**Given task**.
Can you give all the records again without altering a single character?

────────────────

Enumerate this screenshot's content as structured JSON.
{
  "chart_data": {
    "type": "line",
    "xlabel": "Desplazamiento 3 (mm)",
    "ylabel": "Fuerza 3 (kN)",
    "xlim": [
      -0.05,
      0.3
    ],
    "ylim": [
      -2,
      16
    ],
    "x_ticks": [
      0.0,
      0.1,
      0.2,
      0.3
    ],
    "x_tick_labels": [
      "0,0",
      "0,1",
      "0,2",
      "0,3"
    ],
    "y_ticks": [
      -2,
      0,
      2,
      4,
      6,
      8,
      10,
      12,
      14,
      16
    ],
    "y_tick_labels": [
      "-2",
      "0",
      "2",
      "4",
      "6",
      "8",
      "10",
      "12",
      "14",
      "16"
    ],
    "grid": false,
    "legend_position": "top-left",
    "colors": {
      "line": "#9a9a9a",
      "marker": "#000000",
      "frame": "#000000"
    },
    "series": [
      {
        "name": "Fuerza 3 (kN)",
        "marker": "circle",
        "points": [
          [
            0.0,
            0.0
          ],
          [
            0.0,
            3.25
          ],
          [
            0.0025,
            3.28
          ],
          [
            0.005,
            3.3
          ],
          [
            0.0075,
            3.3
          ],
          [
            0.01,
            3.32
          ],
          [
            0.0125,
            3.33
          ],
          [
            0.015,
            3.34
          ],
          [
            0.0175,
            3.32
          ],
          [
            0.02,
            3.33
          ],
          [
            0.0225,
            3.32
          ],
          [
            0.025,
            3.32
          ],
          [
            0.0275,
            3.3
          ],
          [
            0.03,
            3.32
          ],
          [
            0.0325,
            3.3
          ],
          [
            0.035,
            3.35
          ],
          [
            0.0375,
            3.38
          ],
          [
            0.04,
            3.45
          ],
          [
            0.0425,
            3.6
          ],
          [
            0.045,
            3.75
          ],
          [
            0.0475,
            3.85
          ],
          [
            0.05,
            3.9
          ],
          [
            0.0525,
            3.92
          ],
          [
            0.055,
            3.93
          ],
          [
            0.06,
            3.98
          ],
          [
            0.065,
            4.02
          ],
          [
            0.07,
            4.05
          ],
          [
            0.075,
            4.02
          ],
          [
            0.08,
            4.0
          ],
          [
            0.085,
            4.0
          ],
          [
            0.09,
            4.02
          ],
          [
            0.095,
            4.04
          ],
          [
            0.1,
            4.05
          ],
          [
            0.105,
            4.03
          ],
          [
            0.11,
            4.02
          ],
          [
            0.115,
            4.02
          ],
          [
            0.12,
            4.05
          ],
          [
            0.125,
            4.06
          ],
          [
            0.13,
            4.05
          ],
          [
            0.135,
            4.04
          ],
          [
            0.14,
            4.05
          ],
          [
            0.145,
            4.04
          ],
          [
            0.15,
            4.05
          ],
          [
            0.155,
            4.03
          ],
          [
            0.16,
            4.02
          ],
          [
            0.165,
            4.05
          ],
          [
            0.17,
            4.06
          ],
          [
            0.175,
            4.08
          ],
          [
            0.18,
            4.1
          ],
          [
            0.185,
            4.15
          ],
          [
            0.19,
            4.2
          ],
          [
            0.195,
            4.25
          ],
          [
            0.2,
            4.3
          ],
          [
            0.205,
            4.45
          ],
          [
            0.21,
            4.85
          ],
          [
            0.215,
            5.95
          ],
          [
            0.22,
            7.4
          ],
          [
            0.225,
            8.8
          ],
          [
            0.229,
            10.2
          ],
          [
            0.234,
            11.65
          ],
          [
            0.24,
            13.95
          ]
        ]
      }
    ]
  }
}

────────────────

**Correct output**.
Enumerate this screenshot's content as structured JSON.
{
  "chart_data": {
    "type": "line",
    "xlabel": "Desplazamiento 3 (mm)",
    "ylabel": "Fuerza 3 (kN)",
    "xlim": [
      -0.05,
      0.3
    ],
    "ylim": [
      -2,
      16
    ],
    "x_ticks": [
      0.0,
      0.1,
      0.2,
      0.3
    ],
    "x_tick_labels": [
      "0,0",
      "0,1",
      "0,2",
      "0,3"
    ],
    "y_ticks": [
      -2,
      0,
      2,
      4,
      6,
      8,
      10,
      12,
      14,
      16
    ],
    "y_tick_labels": [
      "-2",
      "0",
      "2",
      "4",
      "6",
      "8",
      "10",
      "12",
      "14",
      "16"
    ],
    "grid": false,
    "legend_position": "top-left",
    "colors": {
      "line": "#9a9a9a",
      "marker": "#000000",
      "frame": "#000000"
    },
    "series": [
      {
        "name": "Fuerza 3 (kN)",
        "marker": "circle",
        "points": [
          [
            0.0,
            0.0
          ],
          [
            0.0,
            3.25
          ],
          [
            0.0025,
            3.28
          ],
          [
            0.005,
            3.3
          ],
          [
            0.0075,
            3.3
          ],
          [
            0.01,
            3.32
          ],
          [
            0.0125,
            3.33
          ],
          [
            0.015,
            3.34
          ],
          [
            0.0175,
            3.32
          ],
          [
            0.02,
            3.33
          ],
          [
            0.0225,
            3.32
          ],
          [
            0.025,
            3.32
          ],
          [
            0.0275,
            3.3
          ],
          [
            0.03,
            3.32
          ],
          [
            0.0325,
            3.3
          ],
          [
            0.035,
            3.35
          ],
          [
            0.0375,
            3.38
          ],
          [
            0.04,
            3.45
          ],
          [
            0.0425,
            3.6
          ],
          [
            0.045,
            3.75
          ],
          [
            0.0475,
            3.85
          ],
          [
            0.05,
            3.9
          ],
          [
            0.0525,
            3.92
          ],
          [
            0.055,
            3.93
          ],
          [
            0.06,
            3.98
          ],
          [
            0.065,
            4.02
          ],
          [
            0.07,
            4.05
          ],
          [
            0.075,
            4.02
          ],
          [
            0.08,
            4.0
          ],
          [
            0.085,
            4.0
          ],
          [
            0.09,
            4.02
          ],
          [
            0.095,
            4.04
          ],
          [
            0.1,
            4.05
          ],
          [
            0.105,
            4.03
          ],
          [
            0.11,
            4.02
          ],
          [
            0.115,
            4.02
          ],
          [
            0.12,
            4.05
          ],
          [
            0.125,
            4.06
          ],
          [
            0.13,
            4.05
          ],
          [
            0.135,
            4.04
          ],
          [
            0.14,
            4.05
          ],
          [
            0.145,
            4.04
          ],
          [
            0.15,
            4.05
          ],
          [
            0.155,
            4.03
          ],
          [
            0.16,
            4.02
          ],
          [
            0.165,
            4.05
          ],
          [
            0.17,
            4.06
          ],
          [
            0.175,
            4.08
          ],
          [
            0.18,
            4.1
          ],
          [
            0.185,
            4.15
          ],
          [
            0.19,
            4.2
          ],
          [
            0.195,
            4.25
          ],
          [
            0.2,
            4.3
          ],
          [
            0.205,
            4.45
          ],
          [
            0.21,
            4.85
          ],
          [
            0.215,
            5.95
          ],
          [
            0.22,
            7.4
          ],
          [
            0.225,
            8.8
          ],
          [
            0.229,
            10.2
          ],
          [
            0.234,
            11.65
          ],
          [
            0.24,
            13.95
          ]
        ]
      }
    ]
  }
}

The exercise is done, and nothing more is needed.